*Task goal:*
Listed below are entries; give the number of lines among them that include "themes", and only that number.

--

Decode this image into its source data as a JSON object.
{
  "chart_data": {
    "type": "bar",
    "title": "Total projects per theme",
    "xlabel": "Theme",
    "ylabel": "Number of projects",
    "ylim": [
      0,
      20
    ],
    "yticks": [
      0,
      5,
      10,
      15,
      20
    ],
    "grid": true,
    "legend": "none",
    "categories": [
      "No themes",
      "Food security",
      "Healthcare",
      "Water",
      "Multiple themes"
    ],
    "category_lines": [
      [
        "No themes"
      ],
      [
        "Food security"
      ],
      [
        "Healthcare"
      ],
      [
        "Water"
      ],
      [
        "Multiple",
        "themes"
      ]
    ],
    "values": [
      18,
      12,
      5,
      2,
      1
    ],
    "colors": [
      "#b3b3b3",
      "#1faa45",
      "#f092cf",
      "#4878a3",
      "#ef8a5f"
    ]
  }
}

--

*Task result:*
4